* **STUDY TEXT**:
▬▬▬▬▬▬▬▬▬▬
By the 2020s, Scottish fans needed four separate subscription services to follow their teams - Sky Sports for SPFL matches, BT Sport for European club games, Premier Sports for domestic cups, and Viaplay for Scotland national team matches. The combined cost could exceed £90 per month [over £1,000 annually] an impossible burden for many working-class supporters already struggling with ticket prices.
This media landscape emerged directly from Thatcher’s deregulation policies. As one observer noted, “Sky fear most is football rediscovering its working-class roots, precisely because they have paid so much money to take the game away from its traditions”. Scottish football had been “burned by its proximity to the ethos that has dominated English football for two decades”.
Cultural and Political Alienation
Thatcher’s profound unpopularity in Scotland - where she was “enormously unpopular” and still to this day hated with venomous passion among most football fans - created lasting political divisions. At the 1988 Scottish Cup final at Hampden, she was loudly booed and shown red cards by Celtic fans, symbolising the broader Scottish rejection of her policies. This wasn’t just about football; it reflected how Thatcherism united “disparate parties and interests in Scotland against the Conservative and Unionist Party”.
▬▬▬▬▬▬▬▬▬▬
* **TASK TO CARRY OUT**:
Could you write out, word for word, everything in the passage on Scottish football and Thatcher from "By the 2020s, Scottish" down to "with ticket prices."?
▬▬▬▬▬▬▬▬▬▬
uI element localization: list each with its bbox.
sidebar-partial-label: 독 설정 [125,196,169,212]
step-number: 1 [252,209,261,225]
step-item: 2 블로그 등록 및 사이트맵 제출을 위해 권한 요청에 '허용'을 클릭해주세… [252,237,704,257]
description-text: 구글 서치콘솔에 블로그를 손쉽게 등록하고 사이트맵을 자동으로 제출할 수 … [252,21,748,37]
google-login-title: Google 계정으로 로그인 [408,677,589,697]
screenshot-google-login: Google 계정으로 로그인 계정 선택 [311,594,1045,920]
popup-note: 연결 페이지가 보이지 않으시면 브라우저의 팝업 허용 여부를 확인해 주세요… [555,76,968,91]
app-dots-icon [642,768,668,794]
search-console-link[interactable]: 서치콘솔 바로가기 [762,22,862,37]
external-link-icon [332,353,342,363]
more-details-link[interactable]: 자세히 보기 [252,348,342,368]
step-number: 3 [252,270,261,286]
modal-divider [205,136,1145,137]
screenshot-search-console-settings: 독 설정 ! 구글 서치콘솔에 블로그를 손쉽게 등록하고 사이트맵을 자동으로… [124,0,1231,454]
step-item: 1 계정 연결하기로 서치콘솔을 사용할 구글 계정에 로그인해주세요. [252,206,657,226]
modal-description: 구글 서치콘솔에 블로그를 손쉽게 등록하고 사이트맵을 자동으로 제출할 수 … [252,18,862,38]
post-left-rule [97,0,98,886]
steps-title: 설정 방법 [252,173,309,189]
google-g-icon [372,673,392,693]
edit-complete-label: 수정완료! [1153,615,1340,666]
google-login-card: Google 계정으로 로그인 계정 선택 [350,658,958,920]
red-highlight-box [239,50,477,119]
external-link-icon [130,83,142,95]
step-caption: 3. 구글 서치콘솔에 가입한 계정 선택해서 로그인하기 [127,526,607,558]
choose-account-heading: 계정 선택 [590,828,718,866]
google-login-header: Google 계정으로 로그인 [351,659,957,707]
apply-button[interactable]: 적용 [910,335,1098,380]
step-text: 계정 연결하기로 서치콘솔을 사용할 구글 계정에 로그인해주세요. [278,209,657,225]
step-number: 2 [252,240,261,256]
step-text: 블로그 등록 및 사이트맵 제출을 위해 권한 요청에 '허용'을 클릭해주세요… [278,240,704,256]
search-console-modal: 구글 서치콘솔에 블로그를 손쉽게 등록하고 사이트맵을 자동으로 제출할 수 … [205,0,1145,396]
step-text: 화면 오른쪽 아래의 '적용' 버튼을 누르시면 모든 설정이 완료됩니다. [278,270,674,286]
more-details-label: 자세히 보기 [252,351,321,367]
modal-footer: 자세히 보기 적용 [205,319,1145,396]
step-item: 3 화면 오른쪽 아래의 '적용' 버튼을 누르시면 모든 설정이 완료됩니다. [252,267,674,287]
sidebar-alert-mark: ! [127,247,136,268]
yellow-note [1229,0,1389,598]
▬▬▬▬▬▬▬▬▬▬
* **TASK OUTPUT**:
By the 2020s, Scottish fans needed four separate subscription services to follow their teams - Sky Sports for SPFL matches, BT Sport for European club games, Premier Sports for domestic cups, and Viaplay for Scotland national team matches. The combined cost could exceed £90 per month [over £1,000 annually] an impossible burden for many working-class supporters already struggling with ticket prices.